▶ Problem statement
Go through the data and copy every line exactly, but not the images.

+++

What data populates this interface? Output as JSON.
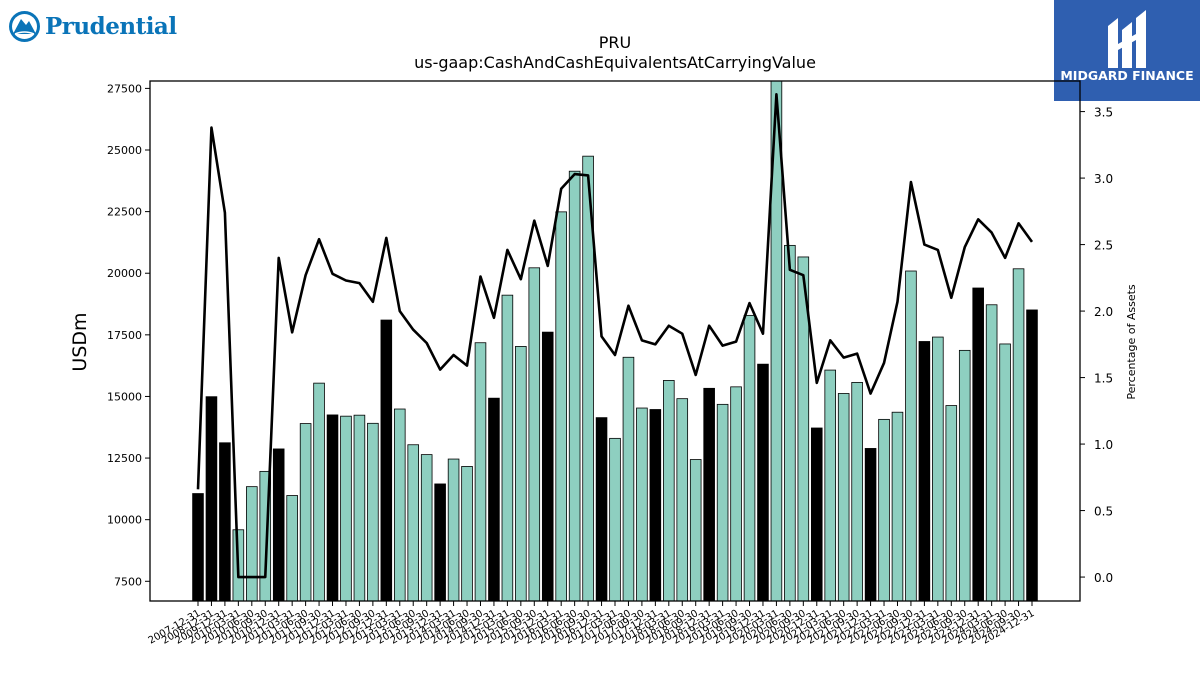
{
  "logos": {
    "left_text": "Prudential",
    "right_text": "MIDGARD FINANCE",
    "right_bg": "#2f5fb0",
    "left_color": "#0a74b8"
  },
  "chart_data": {
    "type": "bar",
    "title": "PRU",
    "subtitle": "us-gaap:CashAndCashEquivalentsAtCarryingValue",
    "ylabel": "USDm",
    "y2label": "Percentage of Assets",
    "ylim": [
      6700,
      27800
    ],
    "y2lim": [
      -0.18,
      3.73
    ],
    "yticks": [
      7500,
      10000,
      12500,
      15000,
      17500,
      20000,
      22500,
      25000,
      27500
    ],
    "y2ticks": [
      0.0,
      0.5,
      1.0,
      1.5,
      2.0,
      2.5,
      3.0,
      3.5
    ],
    "colors": {
      "annual": "#000000",
      "quarterly": "#8ecfc0",
      "line": "#000000"
    },
    "categories": [
      "2007-12-31",
      "2008-12-31",
      "2009-12-31",
      "2010-03-31",
      "2010-06-30",
      "2010-09-30",
      "2010-12-31",
      "2011-03-31",
      "2011-06-30",
      "2011-09-30",
      "2011-12-31",
      "2012-03-31",
      "2012-06-30",
      "2012-09-30",
      "2012-12-31",
      "2013-03-31",
      "2013-06-30",
      "2013-09-30",
      "2013-12-31",
      "2014-03-31",
      "2014-06-30",
      "2014-09-30",
      "2014-12-31",
      "2015-03-31",
      "2015-06-30",
      "2015-09-30",
      "2015-12-31",
      "2016-03-31",
      "2016-06-30",
      "2016-09-30",
      "2016-12-31",
      "2017-03-31",
      "2017-06-30",
      "2017-09-30",
      "2017-12-31",
      "2018-03-31",
      "2018-06-30",
      "2018-09-30",
      "2018-12-31",
      "2019-03-31",
      "2019-06-30",
      "2019-09-30",
      "2019-12-31",
      "2020-03-31",
      "2020-06-30",
      "2020-09-30",
      "2020-12-31",
      "2021-03-31",
      "2021-06-30",
      "2021-09-30",
      "2021-12-31",
      "2022-03-31",
      "2022-06-30",
      "2022-09-30",
      "2022-12-31",
      "2023-03-31",
      "2023-06-30",
      "2023-09-30",
      "2023-12-31",
      "2024-03-31",
      "2024-06-30",
      "2024-09-30",
      "2024-12-31"
    ],
    "annual_flags": [
      1,
      1,
      1,
      0,
      0,
      0,
      1,
      0,
      0,
      0,
      1,
      0,
      0,
      0,
      1,
      0,
      0,
      0,
      1,
      0,
      0,
      0,
      1,
      0,
      0,
      0,
      1,
      0,
      0,
      0,
      1,
      0,
      0,
      0,
      1,
      0,
      0,
      0,
      1,
      0,
      0,
      0,
      1,
      0,
      0,
      0,
      1,
      0,
      0,
      0,
      1,
      0,
      0,
      0,
      1,
      0,
      0,
      0,
      1,
      0,
      0,
      0,
      1
    ],
    "values": [
      11060,
      14990,
      13120,
      9590,
      11340,
      11960,
      12870,
      10980,
      13900,
      15540,
      14250,
      14200,
      14240,
      13910,
      18100,
      14490,
      13040,
      12640,
      11450,
      12460,
      12160,
      17180,
      14930,
      19110,
      17030,
      20220,
      17610,
      22490,
      24140,
      24750,
      14140,
      13300,
      16590,
      14530,
      14470,
      15650,
      14910,
      12440,
      15330,
      14680,
      15390,
      18290,
      16310,
      27800,
      21130,
      20660,
      13720,
      16070,
      15120,
      15570,
      12890,
      14070,
      14360,
      20090,
      17230,
      17410,
      14630,
      16870,
      19400,
      18720,
      17130,
      20180,
      18510
    ],
    "pct_assets": [
      0.66,
      3.38,
      2.74,
      0.0,
      0.0,
      0.0,
      2.4,
      1.84,
      2.27,
      2.54,
      2.28,
      2.23,
      2.21,
      2.07,
      2.55,
      2.0,
      1.86,
      1.76,
      1.56,
      1.67,
      1.59,
      2.26,
      1.95,
      2.46,
      2.24,
      2.68,
      2.34,
      2.92,
      3.03,
      3.02,
      1.81,
      1.67,
      2.04,
      1.78,
      1.75,
      1.89,
      1.83,
      1.52,
      1.89,
      1.74,
      1.77,
      2.06,
      1.83,
      3.63,
      2.31,
      2.27,
      1.46,
      1.78,
      1.65,
      1.68,
      1.38,
      1.61,
      2.07,
      2.97,
      2.5,
      2.46,
      2.1,
      2.48,
      2.69,
      2.59,
      2.4,
      2.66,
      2.52
    ]
  }
}
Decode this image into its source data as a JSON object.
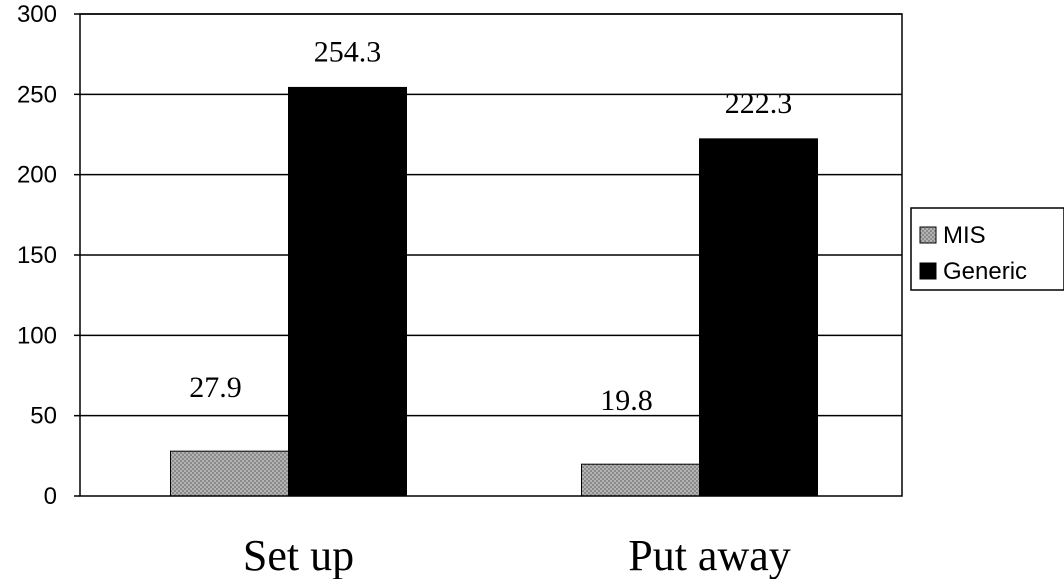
{
  "chart_data": {
    "type": "bar",
    "title": "",
    "xlabel": "",
    "ylabel": "",
    "categories": [
      "Set up",
      "Put away"
    ],
    "series": [
      {
        "name": "MIS",
        "values": [
          27.9,
          19.8
        ],
        "color": "#a8a8a8",
        "labels": [
          "27.9",
          "19.8"
        ]
      },
      {
        "name": "Generic",
        "values": [
          254.3,
          222.3
        ],
        "color": "#000000",
        "labels": [
          "254.3",
          "222.3"
        ]
      }
    ],
    "ylim": [
      0,
      300
    ],
    "yticks": [
      0,
      50,
      100,
      150,
      200,
      250,
      300
    ],
    "ytick_labels": [
      "0",
      "50",
      "100",
      "150",
      "200",
      "250",
      "300"
    ],
    "grid": "horizontal",
    "legend": "right"
  }
}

+++

▶ Exercise answer
What data populates this interface? Output as JSON.
{
  "logos": {
    "left_text": "Prudential",
    "right_text": "MIDGARD FINANCE",
    "right_bg": "#2f5fb0",
    "left_color": "#0a74b8"
  },
  "chart_data": {
    "type": "bar",
    "title": "PRU",
    "subtitle": "us-gaap:CashAndCashEquivalentsAtCarryingValue",
    "ylabel": "USDm",
    "y2label": "Percentage of Assets",
    "ylim": [
      6700,
      27800
    ],
    "y2lim": [
      -0.18,
      3.73
    ],
    "yticks": [
      7500,
      10000,
      12500,
      15000,
      17500,
      20000,
      22500,
      25000,
      27500
    ],
    "y2ticks": [
      0.0,
      0.5,
      1.0,
      1.5,
      2.0,
      2.5,
      3.0,
      3.5
    ],
    "colors": {
      "annual": "#000000",
      "quarterly": "#8ecfc0",
      "line": "#000000"
    },
    "categories": [
      "2007-12-31",
      "2008-12-31",
      "2009-12-31",
      "2010-03-31",
      "2010-06-30",
      "2010-09-30",
      "2010-12-31",
      "2011-03-31",
      "2011-06-30",
      "2011-09-30",
      "2011-12-31",
      "2012-03-31",
      "2012-06-30",
      "2012-09-30",
      "2012-12-31",
      "2013-03-31",
      "2013-06-30",
      "2013-09-30",
      "2013-12-31",
      "2014-03-31",
      "2014-06-30",
      "2014-09-30",
      "2014-12-31",
      "2015-03-31",
      "2015-06-30",
      "2015-09-30",
      "2015-12-31",
      "2016-03-31",
      "2016-06-30",
      "2016-09-30",
      "2016-12-31",
      "2017-03-31",
      "2017-06-30",
      "2017-09-30",
      "2017-12-31",
      "2018-03-31",
      "2018-06-30",
      "2018-09-30",
      "2018-12-31",
      "2019-03-31",
      "2019-06-30",
      "2019-09-30",
      "2019-12-31",
      "2020-03-31",
      "2020-06-30",
      "2020-09-30",
      "2020-12-31",
      "2021-03-31",
      "2021-06-30",
      "2021-09-30",
      "2021-12-31",
      "2022-03-31",
      "2022-06-30",
      "2022-09-30",
      "2022-12-31",
      "2023-03-31",
      "2023-06-30",
      "2023-09-30",
      "2023-12-31",
      "2024-03-31",
      "2024-06-30",
      "2024-09-30",
      "2024-12-31"
    ],
    "annual_flags": [
      1,
      1,
      1,
      0,
      0,
      0,
      1,
      0,
      0,
      0,
      1,
      0,
      0,
      0,
      1,
      0,
      0,
      0,
      1,
      0,
      0,
      0,
      1,
      0,
      0,
      0,
      1,
      0,
      0,
      0,
      1,
      0,
      0,
      0,
      1,
      0,
      0,
      0,
      1,
      0,
      0,
      0,
      1,
      0,
      0,
      0,
      1,
      0,
      0,
      0,
      1,
      0,
      0,
      0,
      1,
      0,
      0,
      0,
      1,
      0,
      0,
      0,
      1
    ],
    "values": [
      11060,
      14990,
      13120,
      9590,
      11340,
      11960,
      12870,
      10980,
      13900,
      15540,
      14250,
      14200,
      14240,
      13910,
      18100,
      14490,
      13040,
      12640,
      11450,
      12460,
      12160,
      17180,
      14930,
      19110,
      17030,
      20220,
      17610,
      22490,
      24140,
      24750,
      14140,
      13300,
      16590,
      14530,
      14470,
      15650,
      14910,
      12440,
      15330,
      14680,
      15390,
      18290,
      16310,
      27800,
      21130,
      20660,
      13720,
      16070,
      15120,
      15570,
      12890,
      14070,
      14360,
      20090,
      17230,
      17410,
      14630,
      16870,
      19400,
      18720,
      17130,
      20180,
      18510
    ],
    "pct_assets": [
      0.66,
      3.38,
      2.74,
      0.0,
      0.0,
      0.0,
      2.4,
      1.84,
      2.27,
      2.54,
      2.28,
      2.23,
      2.21,
      2.07,
      2.55,
      2.0,
      1.86,
      1.76,
      1.56,
      1.67,
      1.59,
      2.26,
      1.95,
      2.46,
      2.24,
      2.68,
      2.34,
      2.92,
      3.03,
      3.02,
      1.81,
      1.67,
      2.04,
      1.78,
      1.75,
      1.89,
      1.83,
      1.52,
      1.89,
      1.74,
      1.77,
      2.06,
      1.83,
      3.63,
      2.31,
      2.27,
      1.46,
      1.78,
      1.65,
      1.68,
      1.38,
      1.61,
      2.07,
      2.97,
      2.5,
      2.46,
      2.1,
      2.48,
      2.69,
      2.59,
      2.4,
      2.66,
      2.52
    ]
  }
}
Decode this image into its source data as a JSON object.
{
  "chart_data": {
    "type": "bar",
    "title": "",
    "xlabel": "",
    "ylabel": "",
    "categories": [
      "Set up",
      "Put away"
    ],
    "series": [
      {
        "name": "MIS",
        "values": [
          27.9,
          19.8
        ],
        "color": "#a8a8a8",
        "labels": [
          "27.9",
          "19.8"
        ]
      },
      {
        "name": "Generic",
        "values": [
          254.3,
          222.3
        ],
        "color": "#000000",
        "labels": [
          "254.3",
          "222.3"
        ]
      }
    ],
    "ylim": [
      0,
      300
    ],
    "yticks": [
      0,
      50,
      100,
      150,
      200,
      250,
      300
    ],
    "ytick_labels": [
      "0",
      "50",
      "100",
      "150",
      "200",
      "250",
      "300"
    ],
    "grid": "horizontal",
    "legend": "right"
  }
}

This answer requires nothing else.